Records shown below:
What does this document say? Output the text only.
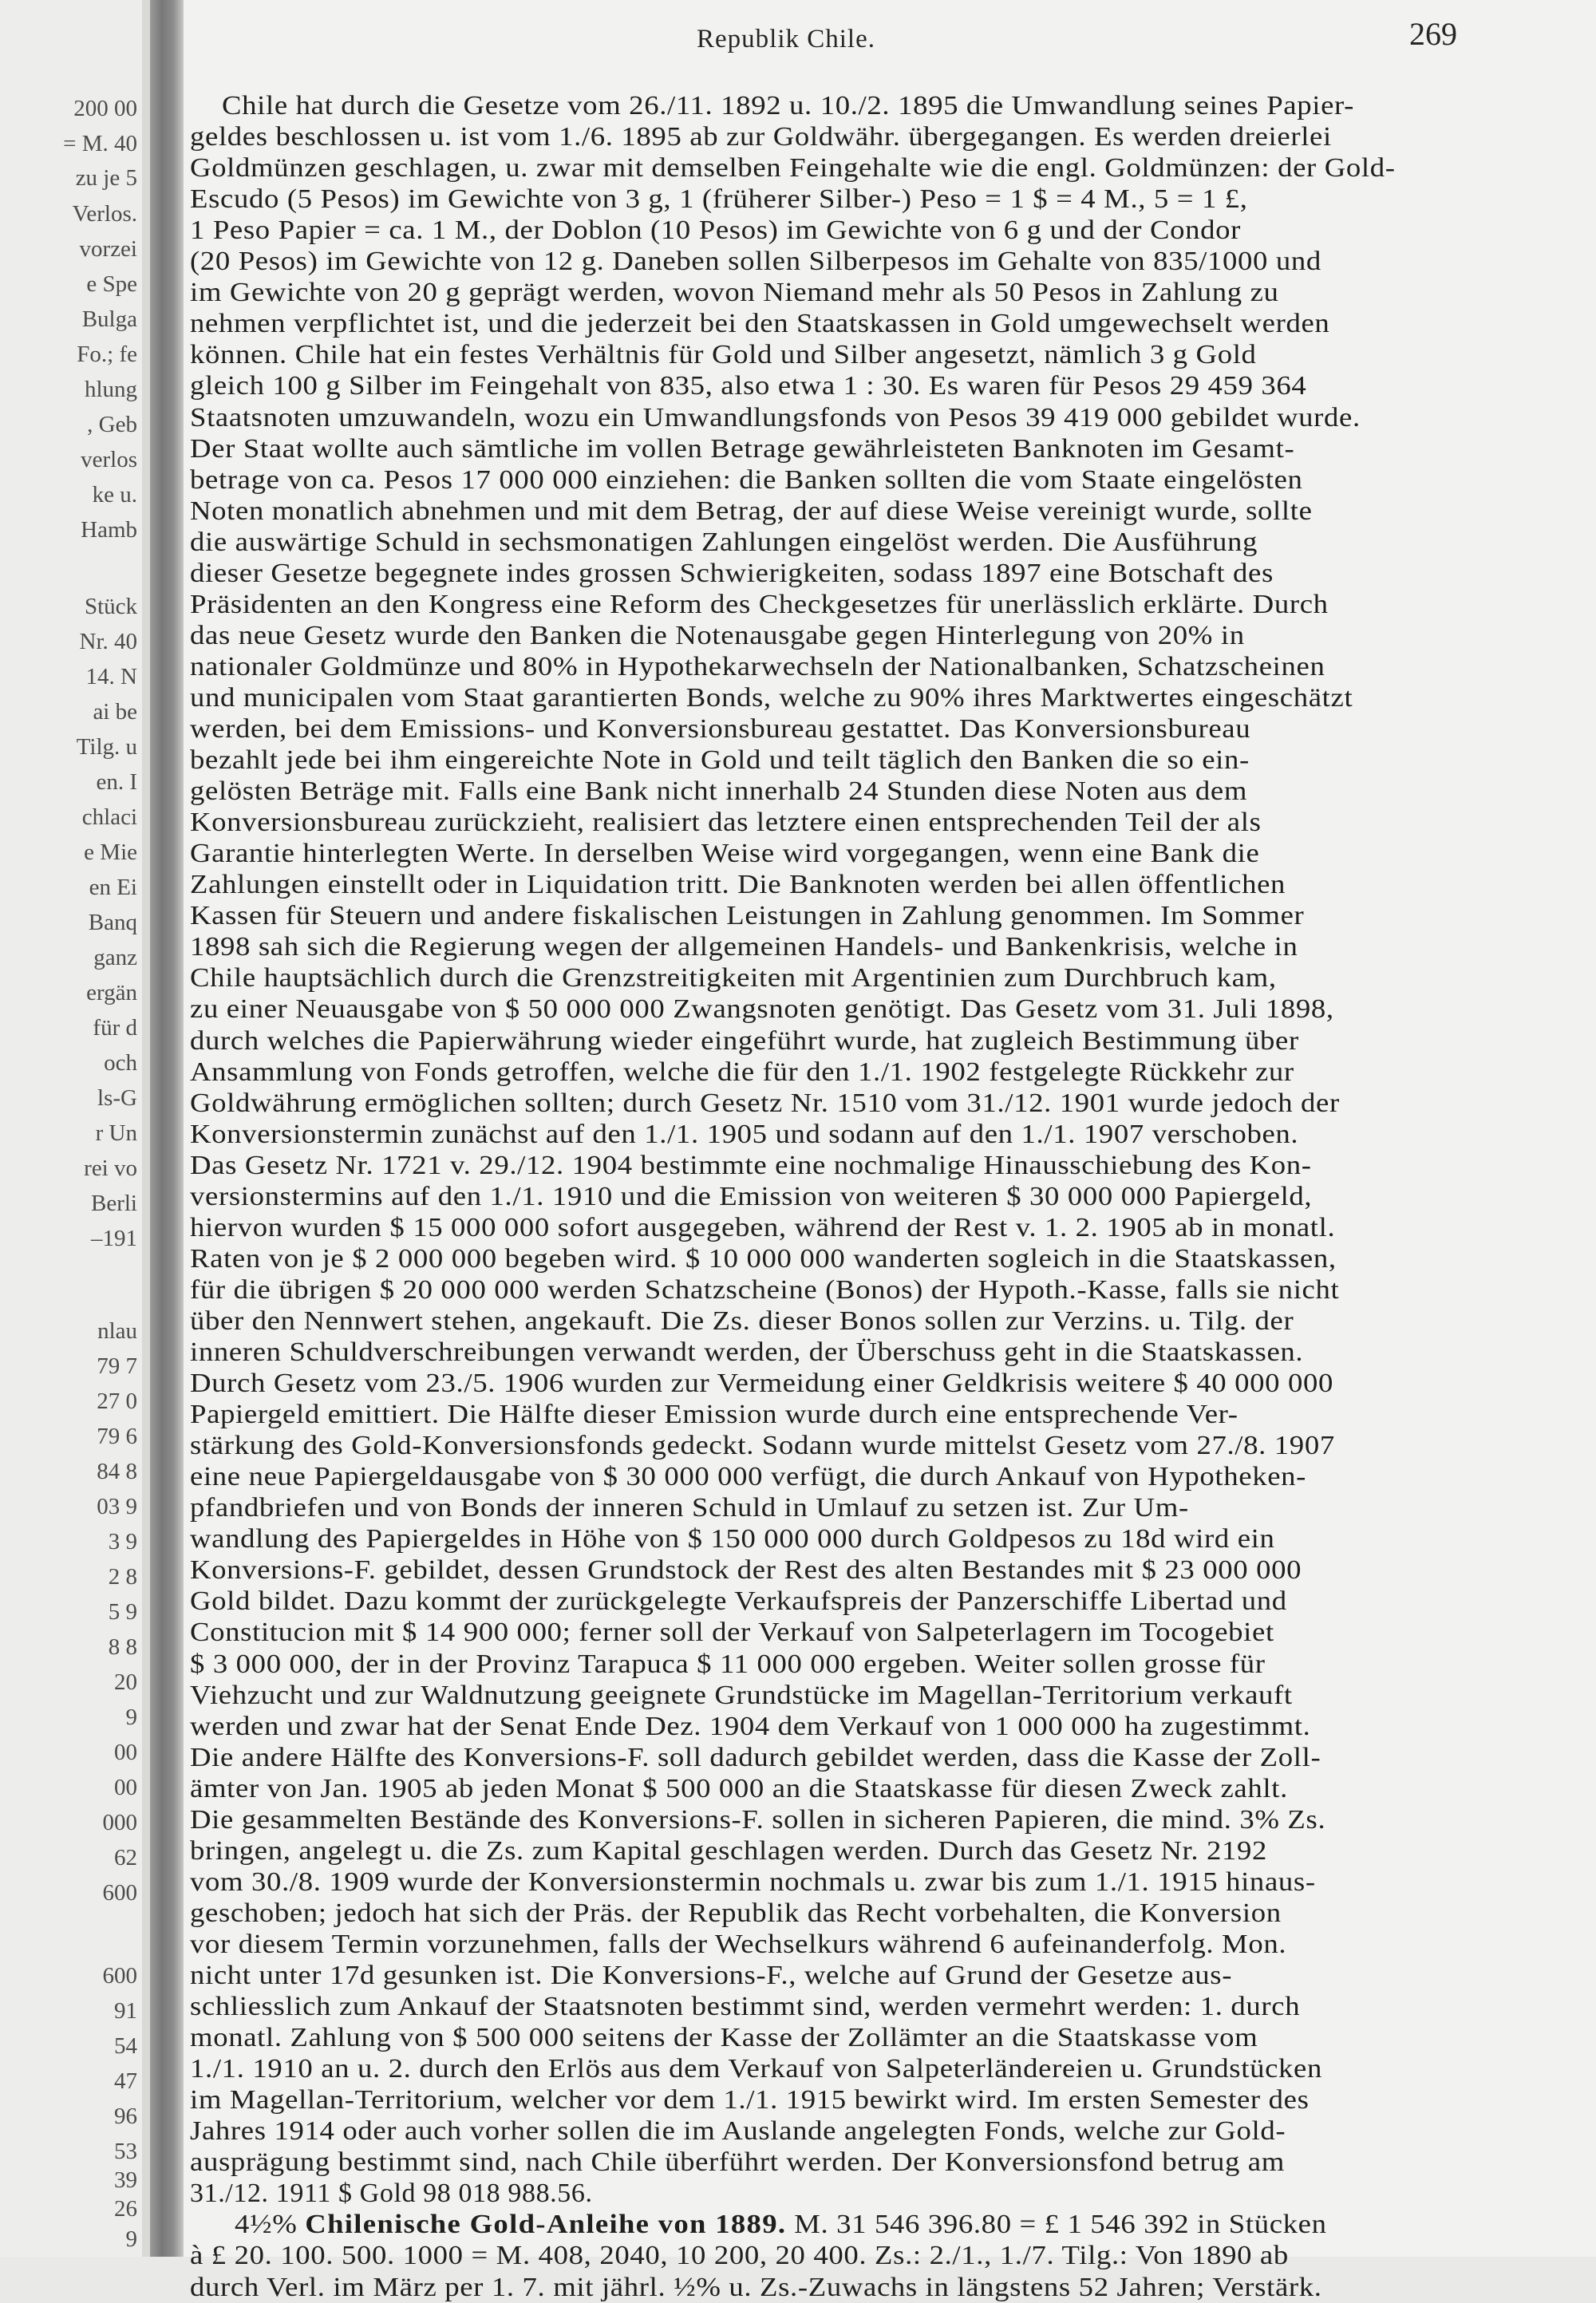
200 00
= M. 40
zu je 5
Verlos.
vorzei
e Spe
Bulga
Fo.; fe
hlung
, Geb
verlos
ke u.
Hamb
Stück
Nr. 40
14. N
ai be
Tilg. u
en. I
chlaci
e Mie
en Ei
Banq
ganz
ergän
für d
och
ls-G
r Un
rei vo
Berli
–191
nlau
79 7
27 0
79 6
84 8
03 9
3 9
2 8
5 9
8 8
20
9
00
00
000
62
600
600
91
54
47
96
53
39
26
9
Republik Chile.	269
Chile hat durch die Gesetze vom 26./11. 1892 u. 10./2. 1895 die Umwandlung seines Papier-
geldes beschlossen u. ist vom 1./6. 1895 ab zur Goldwähr. übergegangen. Es werden dreierlei
Goldmünzen geschlagen, u. zwar mit demselben Feingehalte wie die engl. Goldmünzen: der Gold-
Escudo (5 Pesos) im Gewichte von 3 g, 1 (früherer Silber-) Peso = 1 $ = 4 M., 5 = 1 £,
1 Peso Papier = ca. 1 M., der Doblon (10 Pesos) im Gewichte von 6 g und der Condor
(20 Pesos) im Gewichte von 12 g. Daneben sollen Silberpesos im Gehalte von 835/1000 und
im Gewichte von 20 g geprägt werden, wovon Niemand mehr als 50 Pesos in Zahlung zu
nehmen verpflichtet ist, und die jederzeit bei den Staatskassen in Gold umgewechselt werden
können. Chile hat ein festes Verhältnis für Gold und Silber angesetzt, nämlich 3 g Gold
gleich 100 g Silber im Feingehalt von 835, also etwa 1 : 30. Es waren für Pesos 29 459 364
Staatsnoten umzuwandeln, wozu ein Umwandlungsfonds von Pesos 39 419 000 gebildet wurde.
Der Staat wollte auch sämtliche im vollen Betrage gewährleisteten Banknoten im Gesamt-
betrage von ca. Pesos 17 000 000 einziehen: die Banken sollten die vom Staate eingelösten
Noten monatlich abnehmen und mit dem Betrag, der auf diese Weise vereinigt wurde, sollte
die auswärtige Schuld in sechsmonatigen Zahlungen eingelöst werden. Die Ausführung
dieser Gesetze begegnete indes grossen Schwierigkeiten, sodass 1897 eine Botschaft des
Präsidenten an den Kongress eine Reform des Checkgesetzes für unerlässlich erklärte. Durch
das neue Gesetz wurde den Banken die Notenausgabe gegen Hinterlegung von 20% in
nationaler Goldmünze und 80% in Hypothekarwechseln der Nationalbanken, Schatzscheinen
und municipalen vom Staat garantierten Bonds, welche zu 90% ihres Marktwertes eingeschätzt
werden, bei dem Emissions- und Konversionsbureau gestattet. Das Konversionsbureau
bezahlt jede bei ihm eingereichte Note in Gold und teilt täglich den Banken die so ein-
gelösten Beträge mit. Falls eine Bank nicht innerhalb 24 Stunden diese Noten aus dem
Konversionsbureau zurückzieht, realisiert das letztere einen entsprechenden Teil der als
Garantie hinterlegten Werte. In derselben Weise wird vorgegangen, wenn eine Bank die
Zahlungen einstellt oder in Liquidation tritt. Die Banknoten werden bei allen öffentlichen
Kassen für Steuern und andere fiskalischen Leistungen in Zahlung genommen. Im Sommer
1898 sah sich die Regierung wegen der allgemeinen Handels- und Bankenkrisis, welche in
Chile hauptsächlich durch die Grenzstreitigkeiten mit Argentinien zum Durchbruch kam,
zu einer Neuausgabe von $ 50 000 000 Zwangsnoten genötigt. Das Gesetz vom 31. Juli 1898,
durch welches die Papierwährung wieder eingeführt wurde, hat zugleich Bestimmung über
Ansammlung von Fonds getroffen, welche die für den 1./1. 1902 festgelegte Rückkehr zur
Goldwährung ermöglichen sollten; durch Gesetz Nr. 1510 vom 31./12. 1901 wurde jedoch der
Konversionstermin zunächst auf den 1./1. 1905 und sodann auf den 1./1. 1907 verschoben.
Das Gesetz Nr. 1721 v. 29./12. 1904 bestimmte eine nochmalige Hinausschiebung des Kon-
versionstermins auf den 1./1. 1910 und die Emission von weiteren $ 30 000 000 Papiergeld,
hiervon wurden $ 15 000 000 sofort ausgegeben, während der Rest v. 1. 2. 1905 ab in monatl.
Raten von je $ 2 000 000 begeben wird. $ 10 000 000 wanderten sogleich in die Staatskassen,
für die übrigen $ 20 000 000 werden Schatzscheine (Bonos) der Hypoth.-Kasse, falls sie nicht
über den Nennwert stehen, angekauft. Die Zs. dieser Bonos sollen zur Verzins. u. Tilg. der
inneren Schuldverschreibungen verwandt werden, der Überschuss geht in die Staatskassen.
Durch Gesetz vom 23./5. 1906 wurden zur Vermeidung einer Geldkrisis weitere $ 40 000 000
Papiergeld emittiert. Die Hälfte dieser Emission wurde durch eine entsprechende Ver-
stärkung des Gold-Konversionsfonds gedeckt. Sodann wurde mittelst Gesetz vom 27./8. 1907
eine neue Papiergeldausgabe von $ 30 000 000 verfügt, die durch Ankauf von Hypotheken-
pfandbriefen und von Bonds der inneren Schuld in Umlauf zu setzen ist. Zur Um-
wandlung des Papiergeldes in Höhe von $ 150 000 000 durch Goldpesos zu 18d wird ein
Konversions-F. gebildet, dessen Grundstock der Rest des alten Bestandes mit $ 23 000 000
Gold bildet. Dazu kommt der zurückgelegte Verkaufspreis der Panzerschiffe Libertad und
Constitucion mit $ 14 900 000; ferner soll der Verkauf von Salpeterlagern im Tocogebiet
$ 3 000 000, der in der Provinz Tarapuca $ 11 000 000 ergeben. Weiter sollen grosse für
Viehzucht und zur Waldnutzung geeignete Grundstücke im Magellan-Territorium verkauft
werden und zwar hat der Senat Ende Dez. 1904 dem Verkauf von 1 000 000 ha zugestimmt.
Die andere Hälfte des Konversions-F. soll dadurch gebildet werden, dass die Kasse der Zoll-
ämter von Jan. 1905 ab jeden Monat $ 500 000 an die Staatskasse für diesen Zweck zahlt.
Die gesammelten Bestände des Konversions-F. sollen in sicheren Papieren, die mind. 3% Zs.
bringen, angelegt u. die Zs. zum Kapital geschlagen werden. Durch das Gesetz Nr. 2192
vom 30./8. 1909 wurde der Konversionstermin nochmals u. zwar bis zum 1./1. 1915 hinaus-
geschoben; jedoch hat sich der Präs. der Republik das Recht vorbehalten, die Konversion
vor diesem Termin vorzunehmen, falls der Wechselkurs während 6 aufeinanderfolg. Mon.
nicht unter 17d gesunken ist. Die Konversions-F., welche auf Grund der Gesetze aus-
schliesslich zum Ankauf der Staatsnoten bestimmt sind, werden vermehrt werden: 1. durch
monatl. Zahlung von $ 500 000 seitens der Kasse der Zollämter an die Staatskasse vom
1./1. 1910 an u. 2. durch den Erlös aus dem Verkauf von Salpeterländereien u. Grundstücken
im Magellan-Territorium, welcher vor dem 1./1. 1915 bewirkt wird. Im ersten Semester des
Jahres 1914 oder auch vorher sollen die im Auslande angelegten Fonds, welche zur Gold-
ausprägung bestimmt sind, nach Chile überführt werden. Der Konversionsfond betrug am
31./12. 1911 $ Gold 98 018 988.56.
4½% Chilenische Gold-Anleihe von 1889. M. 31 546 396.80 = £ 1 546 392 in Stücken
à £ 20. 100. 500. 1000 = M. 408, 2040, 10 200, 20 400. Zs.: 2./1., 1./7. Tilg.: Von 1890 ab
durch Verl. im März per 1. 7. mit jährl. ½% u. Zs.-Zuwachs in längstens 52 Jahren; Verstärk.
End of Records shown.
### Task to carry out
Your output should be the records above, duplicated exactly and picture-free.

### Result of this task
What does this document say? Output the text only.
200 00
= M. 40
zu je 5
Verlos.
vorzei
e Spe
Bulga
Fo.; fe
hlung
, Geb
verlos
ke u.
Hamb
Stück
Nr. 40
14. N
ai be
Tilg. u
en. I
chlaci
e Mie
en Ei
Banq
ganz
ergän
für d
och
ls-G
r Un
rei vo
Berli
–191
nlau
79 7
27 0
79 6
84 8
03 9
3 9
2 8
5 9
8 8
20
9
00
00
000
62
600
600
91
54
47
96
53
39
26
9
Republik Chile.	269
Chile hat durch die Gesetze vom 26./11. 1892 u. 10./2. 1895 die Umwandlung seines Papier-
geldes beschlossen u. ist vom 1./6. 1895 ab zur Goldwähr. übergegangen. Es werden dreierlei
Goldmünzen geschlagen, u. zwar mit demselben Feingehalte wie die engl. Goldmünzen: der Gold-
Escudo (5 Pesos) im Gewichte von 3 g, 1 (früherer Silber-) Peso = 1 $ = 4 M., 5 = 1 £,
1 Peso Papier = ca. 1 M., der Doblon (10 Pesos) im Gewichte von 6 g und der Condor
(20 Pesos) im Gewichte von 12 g. Daneben sollen Silberpesos im Gehalte von 835/1000 und
im Gewichte von 20 g geprägt werden, wovon Niemand mehr als 50 Pesos in Zahlung zu
nehmen verpflichtet ist, und die jederzeit bei den Staatskassen in Gold umgewechselt werden
können. Chile hat ein festes Verhältnis für Gold und Silber angesetzt, nämlich 3 g Gold
gleich 100 g Silber im Feingehalt von 835, also etwa 1 : 30. Es waren für Pesos 29 459 364
Staatsnoten umzuwandeln, wozu ein Umwandlungsfonds von Pesos 39 419 000 gebildet wurde.
Der Staat wollte auch sämtliche im vollen Betrage gewährleisteten Banknoten im Gesamt-
betrage von ca. Pesos 17 000 000 einziehen: die Banken sollten die vom Staate eingelösten
Noten monatlich abnehmen und mit dem Betrag, der auf diese Weise vereinigt wurde, sollte
die auswärtige Schuld in sechsmonatigen Zahlungen eingelöst werden. Die Ausführung
dieser Gesetze begegnete indes grossen Schwierigkeiten, sodass 1897 eine Botschaft des
Präsidenten an den Kongress eine Reform des Checkgesetzes für unerlässlich erklärte. Durch
das neue Gesetz wurde den Banken die Notenausgabe gegen Hinterlegung von 20% in
nationaler Goldmünze und 80% in Hypothekarwechseln der Nationalbanken, Schatzscheinen
und municipalen vom Staat garantierten Bonds, welche zu 90% ihres Marktwertes eingeschätzt
werden, bei dem Emissions- und Konversionsbureau gestattet. Das Konversionsbureau
bezahlt jede bei ihm eingereichte Note in Gold und teilt täglich den Banken die so ein-
gelösten Beträge mit. Falls eine Bank nicht innerhalb 24 Stunden diese Noten aus dem
Konversionsbureau zurückzieht, realisiert das letztere einen entsprechenden Teil der als
Garantie hinterlegten Werte. In derselben Weise wird vorgegangen, wenn eine Bank die
Zahlungen einstellt oder in Liquidation tritt. Die Banknoten werden bei allen öffentlichen
Kassen für Steuern und andere fiskalischen Leistungen in Zahlung genommen. Im Sommer
1898 sah sich die Regierung wegen der allgemeinen Handels- und Bankenkrisis, welche in
Chile hauptsächlich durch die Grenzstreitigkeiten mit Argentinien zum Durchbruch kam,
zu einer Neuausgabe von $ 50 000 000 Zwangsnoten genötigt. Das Gesetz vom 31. Juli 1898,
durch welches die Papierwährung wieder eingeführt wurde, hat zugleich Bestimmung über
Ansammlung von Fonds getroffen, welche die für den 1./1. 1902 festgelegte Rückkehr zur
Goldwährung ermöglichen sollten; durch Gesetz Nr. 1510 vom 31./12. 1901 wurde jedoch der
Konversionstermin zunächst auf den 1./1. 1905 und sodann auf den 1./1. 1907 verschoben.
Das Gesetz Nr. 1721 v. 29./12. 1904 bestimmte eine nochmalige Hinausschiebung des Kon-
versionstermins auf den 1./1. 1910 und die Emission von weiteren $ 30 000 000 Papiergeld,
hiervon wurden $ 15 000 000 sofort ausgegeben, während der Rest v. 1. 2. 1905 ab in monatl.
Raten von je $ 2 000 000 begeben wird. $ 10 000 000 wanderten sogleich in die Staatskassen,
für die übrigen $ 20 000 000 werden Schatzscheine (Bonos) der Hypoth.-Kasse, falls sie nicht
über den Nennwert stehen, angekauft. Die Zs. dieser Bonos sollen zur Verzins. u. Tilg. der
inneren Schuldverschreibungen verwandt werden, der Überschuss geht in die Staatskassen.
Durch Gesetz vom 23./5. 1906 wurden zur Vermeidung einer Geldkrisis weitere $ 40 000 000
Papiergeld emittiert. Die Hälfte dieser Emission wurde durch eine entsprechende Ver-
stärkung des Gold-Konversionsfonds gedeckt. Sodann wurde mittelst Gesetz vom 27./8. 1907
eine neue Papiergeldausgabe von $ 30 000 000 verfügt, die durch Ankauf von Hypotheken-
pfandbriefen und von Bonds der inneren Schuld in Umlauf zu setzen ist. Zur Um-
wandlung des Papiergeldes in Höhe von $ 150 000 000 durch Goldpesos zu 18d wird ein
Konversions-F. gebildet, dessen Grundstock der Rest des alten Bestandes mit $ 23 000 000
Gold bildet. Dazu kommt der zurückgelegte Verkaufspreis der Panzerschiffe Libertad und
Constitucion mit $ 14 900 000; ferner soll der Verkauf von Salpeterlagern im Tocogebiet
$ 3 000 000, der in der Provinz Tarapuca $ 11 000 000 ergeben. Weiter sollen grosse für
Viehzucht und zur Waldnutzung geeignete Grundstücke im Magellan-Territorium verkauft
werden und zwar hat der Senat Ende Dez. 1904 dem Verkauf von 1 000 000 ha zugestimmt.
Die andere Hälfte des Konversions-F. soll dadurch gebildet werden, dass die Kasse der Zoll-
ämter von Jan. 1905 ab jeden Monat $ 500 000 an die Staatskasse für diesen Zweck zahlt.
Die gesammelten Bestände des Konversions-F. sollen in sicheren Papieren, die mind. 3% Zs.
bringen, angelegt u. die Zs. zum Kapital geschlagen werden. Durch das Gesetz Nr. 2192
vom 30./8. 1909 wurde der Konversionstermin nochmals u. zwar bis zum 1./1. 1915 hinaus-
geschoben; jedoch hat sich der Präs. der Republik das Recht vorbehalten, die Konversion
vor diesem Termin vorzunehmen, falls der Wechselkurs während 6 aufeinanderfolg. Mon.
nicht unter 17d gesunken ist. Die Konversions-F., welche auf Grund der Gesetze aus-
schliesslich zum Ankauf der Staatsnoten bestimmt sind, werden vermehrt werden: 1. durch
monatl. Zahlung von $ 500 000 seitens der Kasse der Zollämter an die Staatskasse vom
1./1. 1910 an u. 2. durch den Erlös aus dem Verkauf von Salpeterländereien u. Grundstücken
im Magellan-Territorium, welcher vor dem 1./1. 1915 bewirkt wird. Im ersten Semester des
Jahres 1914 oder auch vorher sollen die im Auslande angelegten Fonds, welche zur Gold-
ausprägung bestimmt sind, nach Chile überführt werden. Der Konversionsfond betrug am
31./12. 1911 $ Gold 98 018 988.56.
4½% Chilenische Gold-Anleihe von 1889. M. 31 546 396.80 = £ 1 546 392 in Stücken
à £ 20. 100. 500. 1000 = M. 408, 2040, 10 200, 20 400. Zs.: 2./1., 1./7. Tilg.: Von 1890 ab
durch Verl. im März per 1. 7. mit jährl. ½% u. Zs.-Zuwachs in längstens 52 Jahren; Verstärk.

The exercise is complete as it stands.